◆ Exercise brief
Extract, exactly as written, all lines of the material below from the line that includes "Parse this screenshot: output" through its last line.

◆ Source material
--------------------

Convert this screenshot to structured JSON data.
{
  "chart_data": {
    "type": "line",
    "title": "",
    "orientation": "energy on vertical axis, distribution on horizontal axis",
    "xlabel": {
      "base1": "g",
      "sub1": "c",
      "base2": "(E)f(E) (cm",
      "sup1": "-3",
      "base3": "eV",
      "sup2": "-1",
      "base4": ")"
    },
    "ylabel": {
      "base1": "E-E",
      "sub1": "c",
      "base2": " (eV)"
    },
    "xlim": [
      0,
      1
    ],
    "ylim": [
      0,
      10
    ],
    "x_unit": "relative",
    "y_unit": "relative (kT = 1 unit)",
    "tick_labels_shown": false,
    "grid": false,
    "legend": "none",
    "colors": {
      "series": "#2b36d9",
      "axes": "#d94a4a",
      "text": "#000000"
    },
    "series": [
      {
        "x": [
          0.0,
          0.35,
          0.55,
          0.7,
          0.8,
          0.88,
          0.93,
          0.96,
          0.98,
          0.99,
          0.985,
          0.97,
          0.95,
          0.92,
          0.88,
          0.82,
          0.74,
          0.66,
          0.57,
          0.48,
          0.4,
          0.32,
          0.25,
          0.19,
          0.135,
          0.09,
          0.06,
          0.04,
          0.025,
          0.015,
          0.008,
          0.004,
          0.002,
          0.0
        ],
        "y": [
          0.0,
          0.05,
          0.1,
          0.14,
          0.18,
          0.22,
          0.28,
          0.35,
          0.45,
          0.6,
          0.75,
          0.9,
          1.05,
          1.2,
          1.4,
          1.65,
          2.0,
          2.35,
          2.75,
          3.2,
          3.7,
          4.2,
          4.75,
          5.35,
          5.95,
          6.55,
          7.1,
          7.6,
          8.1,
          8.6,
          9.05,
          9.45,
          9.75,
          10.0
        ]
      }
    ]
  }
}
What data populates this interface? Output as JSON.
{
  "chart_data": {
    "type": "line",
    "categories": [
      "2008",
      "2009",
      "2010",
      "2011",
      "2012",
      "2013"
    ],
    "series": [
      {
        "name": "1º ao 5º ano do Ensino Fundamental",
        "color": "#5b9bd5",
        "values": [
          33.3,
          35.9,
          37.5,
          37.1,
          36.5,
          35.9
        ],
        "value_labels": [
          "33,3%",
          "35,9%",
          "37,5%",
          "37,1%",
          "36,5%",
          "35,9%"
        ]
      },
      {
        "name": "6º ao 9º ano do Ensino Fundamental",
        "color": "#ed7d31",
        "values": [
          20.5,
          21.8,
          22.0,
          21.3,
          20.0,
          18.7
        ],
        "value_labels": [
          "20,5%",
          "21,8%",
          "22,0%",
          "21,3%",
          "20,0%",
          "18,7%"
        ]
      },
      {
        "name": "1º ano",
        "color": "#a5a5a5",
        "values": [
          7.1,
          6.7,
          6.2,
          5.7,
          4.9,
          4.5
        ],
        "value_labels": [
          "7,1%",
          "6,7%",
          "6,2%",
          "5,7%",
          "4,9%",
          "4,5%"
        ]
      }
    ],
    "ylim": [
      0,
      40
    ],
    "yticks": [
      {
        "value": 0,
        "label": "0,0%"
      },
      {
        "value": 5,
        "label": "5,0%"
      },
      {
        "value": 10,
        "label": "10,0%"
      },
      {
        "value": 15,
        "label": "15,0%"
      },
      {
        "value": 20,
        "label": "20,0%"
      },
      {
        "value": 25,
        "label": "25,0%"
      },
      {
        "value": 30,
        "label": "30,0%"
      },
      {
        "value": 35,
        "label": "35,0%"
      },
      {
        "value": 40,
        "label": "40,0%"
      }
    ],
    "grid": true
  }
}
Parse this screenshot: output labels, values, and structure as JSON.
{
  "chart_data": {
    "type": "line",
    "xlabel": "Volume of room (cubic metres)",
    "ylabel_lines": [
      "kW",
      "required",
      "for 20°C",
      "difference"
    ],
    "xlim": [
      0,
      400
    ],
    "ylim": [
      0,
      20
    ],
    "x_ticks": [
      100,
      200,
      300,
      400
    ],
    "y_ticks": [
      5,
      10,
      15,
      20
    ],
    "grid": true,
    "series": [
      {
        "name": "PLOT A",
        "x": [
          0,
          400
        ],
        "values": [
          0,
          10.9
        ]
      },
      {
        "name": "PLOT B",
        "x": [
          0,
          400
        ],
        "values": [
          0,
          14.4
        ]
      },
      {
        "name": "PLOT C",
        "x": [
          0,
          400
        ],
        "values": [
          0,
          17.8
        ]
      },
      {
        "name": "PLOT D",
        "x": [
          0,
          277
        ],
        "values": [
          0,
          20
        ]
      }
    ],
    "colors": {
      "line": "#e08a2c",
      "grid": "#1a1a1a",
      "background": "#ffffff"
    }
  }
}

--------------------

◆ Solution to this task
Parse this screenshot: output labels, values, and structure as JSON.
{
  "chart_data": {
    "type": "line",
    "xlabel": "Volume of room (cubic metres)",
    "ylabel_lines": [
      "kW",
      "required",
      "for 20°C",
      "difference"
    ],
    "xlim": [
      0,
      400
    ],
    "ylim": [
      0,
      20
    ],
    "x_ticks": [
      100,
      200,
      300,
      400
    ],
    "y_ticks": [
      5,
      10,
      15,
      20
    ],
    "grid": true,
    "series": [
      {
        "name": "PLOT A",
        "x": [
          0,
          400
        ],
        "values": [
          0,
          10.9
        ]
      },
      {
        "name": "PLOT B",
        "x": [
          0,
          400
        ],
        "values": [
          0,
          14.4
        ]
      },
      {
        "name": "PLOT C",
        "x": [
          0,
          400
        ],
        "values": [
          0,
          17.8
        ]
      },
      {
        "name": "PLOT D",
        "x": [
          0,
          277
        ],
        "values": [
          0,
          20
        ]
      }
    ],
    "colors": {
      "line": "#e08a2c",
      "grid": "#1a1a1a",
      "background": "#ffffff"
    }
  }
}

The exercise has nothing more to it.